Could you reproduce, unchanged, the lines of the listing below, starting at the line containing "- scale-bar-a-current: 5µA: [102, 84, 122, 96]" and ending with the line containing "- data-point-square: [115, 382, 122, 389]", both included?

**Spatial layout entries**
============================================================
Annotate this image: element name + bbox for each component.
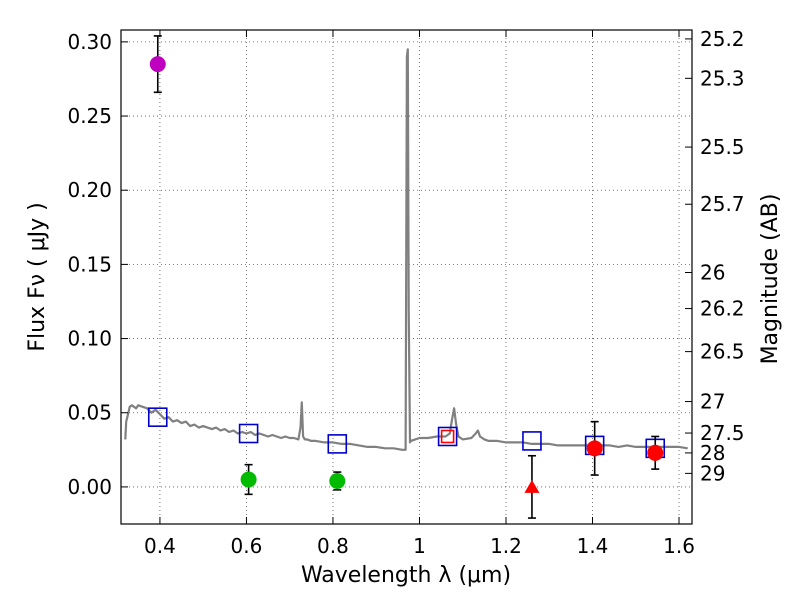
y2-tick-label: 26 [700, 260, 725, 284]
y2-tick-label: 25.3 [700, 66, 745, 90]
y-tick-label: 0.15 [67, 252, 112, 276]
model-band-box [437, 426, 458, 447]
model-band-box [522, 431, 542, 451]
observed-point-red [586, 440, 603, 457]
upper-limit-triangle [524, 479, 540, 493]
model-band-box [147, 407, 168, 427]
y-axis-left: 0.00 0.05 0.10 0.15 0.20 0.25 0.30 [67, 30, 128, 499]
y-tick-label: 0.25 [67, 104, 112, 128]
x-axis: 0.4 0.6 0.8 1 1.2 1.4 1.6 [144, 30, 695, 558]
x-tick-label: 0.6 [231, 534, 263, 558]
plot-border [120, 29, 693, 525]
x-tick-label: 1 [413, 534, 426, 558]
y2-tick-label: 29 [700, 461, 725, 485]
y2-tick-label: 25.5 [700, 135, 745, 159]
observed-point-blue [149, 56, 166, 73]
y2-tick-label: 25.2 [700, 27, 745, 51]
x-tick-label: 0.4 [144, 534, 176, 558]
observed-point-green [329, 472, 346, 489]
model-band-box [238, 423, 259, 444]
x-tick-label: 1.2 [490, 534, 522, 558]
y-tick-label: 0.00 [67, 475, 112, 499]
x-axis-label: Wavelength λ (μm) [301, 563, 511, 588]
model-band-box [327, 434, 348, 454]
y-axis-label: Flux Fν ( μJy ) [25, 202, 50, 351]
observed-square-red [440, 429, 455, 444]
y-tick-label: 0.30 [67, 30, 112, 54]
x-tick-label: 0.8 [317, 534, 349, 558]
y2-tick-label: 25.7 [700, 192, 745, 216]
x-tick-label: 1.4 [577, 534, 609, 558]
spectrum-line [124, 48, 688, 451]
y2-tick-label: 28 [700, 441, 725, 465]
observed-point-green [240, 471, 257, 488]
y2-tick-label: 27 [700, 390, 725, 414]
y-tick-label: 0.10 [67, 327, 112, 351]
observed-point-red [647, 444, 664, 461]
y2-axis-label: Magnitude (AB) [758, 194, 783, 365]
y2-tick-label: 27.5 [700, 421, 745, 445]
y-tick-label: 0.20 [67, 178, 112, 202]
y2-tick-label: 26.5 [700, 340, 745, 364]
y-tick-label: 0.05 [67, 401, 112, 425]
y2-tick-label: 26.2 [700, 297, 745, 321]
x-tick-label: 1.6 [663, 534, 695, 558]
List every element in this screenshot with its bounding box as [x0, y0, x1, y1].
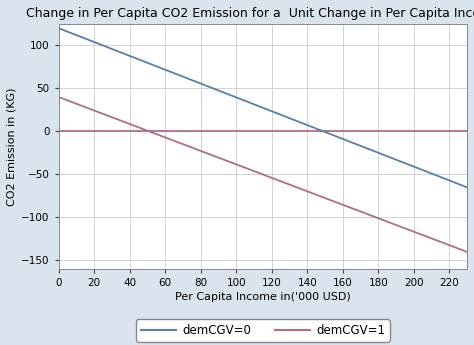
Title: Change in Per Capita CO2 Emission for a  Unit Change in Per Capita Income: Change in Per Capita CO2 Emission for a … — [26, 7, 474, 20]
Y-axis label: CO2 Emission in (KG): CO2 Emission in (KG) — [7, 87, 17, 206]
X-axis label: Per Capita Income in('000 USD): Per Capita Income in('000 USD) — [175, 292, 351, 302]
Legend: demCGV=0, demCGV=1: demCGV=0, demCGV=1 — [136, 319, 390, 342]
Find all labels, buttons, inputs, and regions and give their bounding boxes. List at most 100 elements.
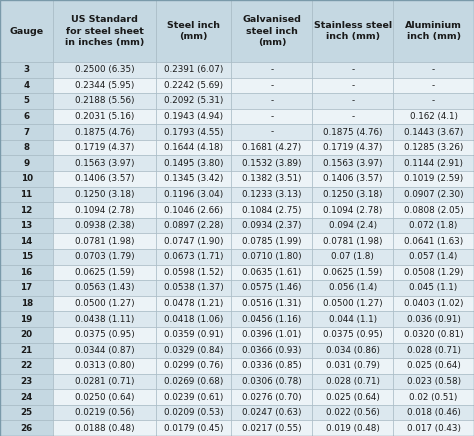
Bar xyxy=(231,218,312,233)
Bar xyxy=(312,389,393,405)
Text: 0.0329 (0.84): 0.0329 (0.84) xyxy=(164,346,224,355)
Text: 0.0598 (1.52): 0.0598 (1.52) xyxy=(164,268,224,277)
Bar xyxy=(231,233,312,249)
Text: 12: 12 xyxy=(20,205,33,215)
Bar xyxy=(231,311,312,327)
Text: 0.0934 (2.37): 0.0934 (2.37) xyxy=(242,221,301,230)
Bar xyxy=(393,280,474,296)
Text: 0.0635 (1.61): 0.0635 (1.61) xyxy=(242,268,301,277)
Text: 0.0516 (1.31): 0.0516 (1.31) xyxy=(242,299,301,308)
Text: 0.0785 (1.99): 0.0785 (1.99) xyxy=(242,237,301,246)
Bar xyxy=(53,233,156,249)
Text: -: - xyxy=(351,81,354,90)
Bar xyxy=(0,218,53,233)
Bar xyxy=(53,171,156,187)
Text: -: - xyxy=(432,65,435,74)
Bar xyxy=(156,405,231,420)
Bar xyxy=(312,265,393,280)
Text: 0.1563 (3.97): 0.1563 (3.97) xyxy=(75,159,135,168)
Text: 0.0625 (1.59): 0.0625 (1.59) xyxy=(75,268,135,277)
Bar xyxy=(231,296,312,311)
Text: 0.0375 (0.95): 0.0375 (0.95) xyxy=(75,330,135,339)
Bar xyxy=(156,109,231,124)
Bar xyxy=(0,78,53,93)
Text: -: - xyxy=(270,112,273,121)
Bar xyxy=(312,156,393,171)
Text: 0.017 (0.43): 0.017 (0.43) xyxy=(407,424,461,433)
Bar xyxy=(156,233,231,249)
Bar xyxy=(0,202,53,218)
Bar xyxy=(156,78,231,93)
Text: Steel inch
(mm): Steel inch (mm) xyxy=(167,21,220,41)
Text: 0.0247 (0.63): 0.0247 (0.63) xyxy=(242,408,301,417)
Text: 0.0438 (1.11): 0.0438 (1.11) xyxy=(75,315,135,324)
Bar xyxy=(53,265,156,280)
Bar xyxy=(53,296,156,311)
Bar xyxy=(312,0,393,62)
Text: 0.2092 (5.31): 0.2092 (5.31) xyxy=(164,96,224,106)
Bar xyxy=(156,358,231,374)
Bar xyxy=(312,249,393,265)
Text: 11: 11 xyxy=(20,190,33,199)
Bar xyxy=(53,202,156,218)
Text: 0.1719 (4.37): 0.1719 (4.37) xyxy=(323,143,383,152)
Bar xyxy=(312,78,393,93)
Bar xyxy=(53,249,156,265)
Bar xyxy=(231,124,312,140)
Text: 0.1793 (4.55): 0.1793 (4.55) xyxy=(164,128,224,136)
Bar xyxy=(231,78,312,93)
Text: -: - xyxy=(432,96,435,106)
Text: -: - xyxy=(351,65,354,74)
Bar xyxy=(156,327,231,343)
Text: 0.023 (0.58): 0.023 (0.58) xyxy=(407,377,461,386)
Text: 0.0456 (1.16): 0.0456 (1.16) xyxy=(242,315,301,324)
Bar xyxy=(0,109,53,124)
Bar xyxy=(231,374,312,389)
Text: 0.2344 (5.95): 0.2344 (5.95) xyxy=(75,81,135,90)
Text: 0.1532 (3.89): 0.1532 (3.89) xyxy=(242,159,301,168)
Bar xyxy=(393,62,474,78)
Bar xyxy=(312,109,393,124)
Text: 0.1443 (3.67): 0.1443 (3.67) xyxy=(404,128,463,136)
Bar xyxy=(312,93,393,109)
Bar xyxy=(312,171,393,187)
Bar xyxy=(231,358,312,374)
Bar xyxy=(231,62,312,78)
Text: 0.2031 (5.16): 0.2031 (5.16) xyxy=(75,112,135,121)
Bar xyxy=(156,171,231,187)
Text: 0.0306 (0.78): 0.0306 (0.78) xyxy=(242,377,302,386)
Text: 0.1563 (3.97): 0.1563 (3.97) xyxy=(323,159,383,168)
Bar xyxy=(0,311,53,327)
Text: 0.1943 (4.94): 0.1943 (4.94) xyxy=(164,112,223,121)
Bar xyxy=(312,140,393,156)
Text: 0.1644 (4.18): 0.1644 (4.18) xyxy=(164,143,223,152)
Text: 0.028 (0.71): 0.028 (0.71) xyxy=(326,377,380,386)
Bar xyxy=(231,280,312,296)
Text: 3: 3 xyxy=(24,65,30,74)
Text: 26: 26 xyxy=(20,424,33,433)
Bar xyxy=(156,0,231,62)
Bar xyxy=(231,327,312,343)
Text: Aluminium
inch (mm): Aluminium inch (mm) xyxy=(405,21,462,41)
Text: -: - xyxy=(432,81,435,90)
Bar xyxy=(53,343,156,358)
Bar xyxy=(0,140,53,156)
Text: 0.0336 (0.85): 0.0336 (0.85) xyxy=(242,361,302,370)
Bar xyxy=(0,296,53,311)
Bar xyxy=(393,420,474,436)
Text: 0.1681 (4.27): 0.1681 (4.27) xyxy=(242,143,301,152)
Bar xyxy=(156,218,231,233)
Text: 0.0281 (0.71): 0.0281 (0.71) xyxy=(75,377,135,386)
Bar xyxy=(393,93,474,109)
Bar xyxy=(0,405,53,420)
Bar xyxy=(231,140,312,156)
Bar xyxy=(393,187,474,202)
Text: 0.025 (0.64): 0.025 (0.64) xyxy=(407,361,461,370)
Text: 14: 14 xyxy=(20,237,33,246)
Text: 0.0396 (1.01): 0.0396 (1.01) xyxy=(242,330,301,339)
Bar xyxy=(312,280,393,296)
Bar xyxy=(231,93,312,109)
Bar xyxy=(393,124,474,140)
Text: 0.0250 (0.64): 0.0250 (0.64) xyxy=(75,392,135,402)
Bar xyxy=(0,233,53,249)
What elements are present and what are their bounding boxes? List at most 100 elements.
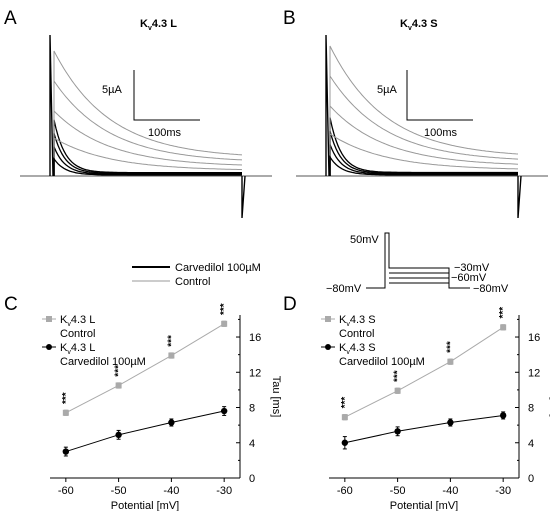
- scale-bar-a-current: 5µA: [102, 84, 122, 96]
- trace-control: [329, 133, 518, 176]
- legend-label-line2: Control: [339, 328, 374, 340]
- scale-bar-b-current: 5µA: [377, 84, 397, 96]
- significance-marker: ***: [393, 370, 404, 382]
- x-tick-label: -60: [337, 485, 353, 497]
- trace-carvedilol: [329, 155, 518, 176]
- protocol-step-top-label: −30mV: [454, 262, 490, 274]
- data-point-square: [341, 414, 348, 421]
- data-point-circle: [341, 439, 349, 446]
- trace-carvedilol: [329, 144, 518, 176]
- current-traces-a: [20, 34, 272, 219]
- trace-control: [53, 50, 243, 176]
- trace-carvedilol: [53, 133, 242, 176]
- x-tick-label: -40: [163, 485, 179, 497]
- legend-label-line2: Carvedilol 100µM: [60, 356, 146, 368]
- trace-control: [53, 109, 243, 176]
- panel-letter-d: D: [283, 294, 297, 315]
- data-point-square: [500, 324, 507, 331]
- panel-letter-a: A: [4, 8, 17, 29]
- panel-letter-b: B: [283, 8, 296, 29]
- legend-label: Kv4.3 L: [60, 342, 95, 356]
- data-point-square: [62, 409, 69, 416]
- series-line-1: [344, 414, 504, 444]
- protocol-return-label: −80mV: [473, 283, 509, 295]
- data-point-square: [221, 320, 228, 327]
- trace-carvedilol: [53, 146, 242, 176]
- significance-marker: ***: [498, 307, 509, 319]
- series-line-1: [65, 410, 225, 453]
- trace-onset-artifact: [325, 34, 330, 177]
- data-point-square: [115, 382, 122, 389]
- data-point-circle: [115, 431, 122, 439]
- y-tick-label: 8: [249, 403, 255, 415]
- data-point-circle: [168, 419, 175, 426]
- legend-swatch-square: [325, 316, 331, 322]
- legend-swatch-circle: [46, 344, 52, 350]
- trace-offset-artifact: [241, 175, 246, 219]
- x-axis-label: Potential [mV]: [111, 500, 179, 511]
- trace-legend: Carvedilol 100µM Control: [132, 262, 261, 288]
- x-tick-label: -50: [111, 485, 127, 497]
- tau-chart-c: -60 -50 -40 -30 0 4 8 12 16 Potential [mV] Tau [ms…: [42, 303, 282, 511]
- x-tick-label: -60: [58, 485, 74, 497]
- significance-marker: ***: [445, 341, 456, 353]
- legend-label: Kv4.3 S: [339, 342, 376, 356]
- scale-bar-b-time: 100ms: [424, 127, 458, 139]
- y-tick-label: 16: [249, 332, 261, 344]
- series-line-0: [65, 323, 225, 414]
- data-point-square: [447, 358, 454, 365]
- series-line-0: [344, 326, 504, 418]
- x-tick-label: -30: [216, 485, 232, 497]
- trace-carvedilol: [329, 130, 518, 176]
- significance-marker: ***: [114, 365, 125, 377]
- protocol-step-bottom-label: −60mV: [451, 272, 487, 284]
- voltage-protocol: −80mV 50mV −30mV −60mV −80mV: [326, 232, 509, 295]
- y-tick-label: 16: [528, 332, 540, 344]
- legend-swatch-square: [46, 316, 52, 322]
- trace-control: [329, 74, 519, 176]
- legend-label-line2: Carvedilol 100µM: [339, 356, 425, 368]
- data-point-circle: [394, 428, 401, 435]
- trace-control: [329, 104, 519, 176]
- protocol-prepulse-label: 50mV: [350, 234, 379, 246]
- scale-bar-b: 5µA 100ms: [377, 70, 473, 139]
- legend-label-line2: Control: [60, 328, 95, 340]
- trace-onset-artifact: [49, 34, 54, 177]
- significance-marker: ***: [61, 392, 72, 404]
- significance-marker: ***: [166, 335, 177, 347]
- legend-swatch-circle: [325, 344, 331, 350]
- legend-label-carvedilol: Carvedilol 100µM: [175, 262, 261, 274]
- current-traces-b: [296, 34, 548, 219]
- y-tick-label: 4: [249, 438, 255, 450]
- legend-label: Kv4.3 L: [60, 314, 95, 328]
- trace-carvedilol: [53, 156, 242, 176]
- scale-bar-a-time: 100ms: [148, 127, 182, 139]
- legend-label-control: Control: [175, 276, 210, 288]
- trace-carvedilol: [53, 119, 242, 176]
- x-tick-label: -50: [390, 485, 406, 497]
- data-point-square: [168, 352, 175, 359]
- panel-b-title: Kv4.3 S: [400, 18, 438, 32]
- trace-control: [53, 137, 243, 176]
- panel-letter-c: C: [4, 294, 18, 315]
- data-point-circle: [220, 407, 228, 415]
- y-tick-label: 12: [249, 367, 261, 379]
- y-tick-label: 0: [528, 473, 534, 485]
- data-point-circle: [447, 419, 454, 426]
- x-axis-label: Potential [mV]: [390, 500, 458, 511]
- data-point-circle: [62, 448, 70, 455]
- data-point-circle: [499, 412, 507, 419]
- scale-bar-a: 5µA 100ms: [102, 70, 200, 139]
- y-tick-label: 12: [528, 367, 540, 379]
- y-axis-label: Tau [ms]: [270, 376, 282, 418]
- trace-offset-artifact: [517, 175, 522, 219]
- trace-control: [329, 45, 519, 176]
- legend-label: Kv4.3 S: [339, 314, 376, 328]
- protocol-holding-label: −80mV: [326, 283, 362, 295]
- significance-marker: ***: [219, 303, 230, 315]
- y-tick-label: 4: [528, 438, 534, 450]
- x-tick-label: -40: [442, 485, 458, 497]
- panel-a-title: Kv4.3 L: [140, 18, 177, 32]
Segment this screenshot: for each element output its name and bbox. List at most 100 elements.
============================================================
**Exercise output**
- scale-bar-a-current: 5µA: [102, 84, 122, 96]
- trace-control: [329, 133, 518, 176]
- legend-label-line2: Control: [339, 328, 374, 340]
- scale-bar-b-current: 5µA: [377, 84, 397, 96]
- significance-marker: ***: [393, 370, 404, 382]
- x-tick-label: -60: [337, 485, 353, 497]
- trace-carvedilol: [329, 155, 518, 176]
- protocol-step-top-label: −30mV: [454, 262, 490, 274]
- data-point-square: [341, 414, 348, 421]
- data-point-circle: [341, 439, 349, 446]
- trace-carvedilol: [329, 144, 518, 176]
- current-traces-a: [20, 34, 272, 219]
- trace-control: [53, 50, 243, 176]
- trace-carvedilol: [53, 133, 242, 176]
- x-tick-label: -40: [163, 485, 179, 497]
- legend-label-line2: Carvedilol 100µM: [60, 356, 146, 368]
- trace-control: [53, 109, 243, 176]
- panel-letter-d: D: [283, 294, 297, 315]
- data-point-square: [500, 324, 507, 331]
- panel-letter-a: A: [4, 8, 17, 29]
- panel-letter-b: B: [283, 8, 296, 29]
- legend-label: Kv4.3 L: [60, 342, 95, 356]
- data-point-square: [62, 409, 69, 416]
- series-line-1: [344, 414, 504, 444]
- protocol-return-label: −80mV: [473, 283, 509, 295]
- data-point-square: [221, 320, 228, 327]
- trace-carvedilol: [53, 146, 242, 176]
- significance-marker: ***: [498, 307, 509, 319]
- series-line-1: [65, 410, 225, 453]
- trace-onset-artifact: [325, 34, 330, 177]
- data-point-square: [115, 382, 122, 389]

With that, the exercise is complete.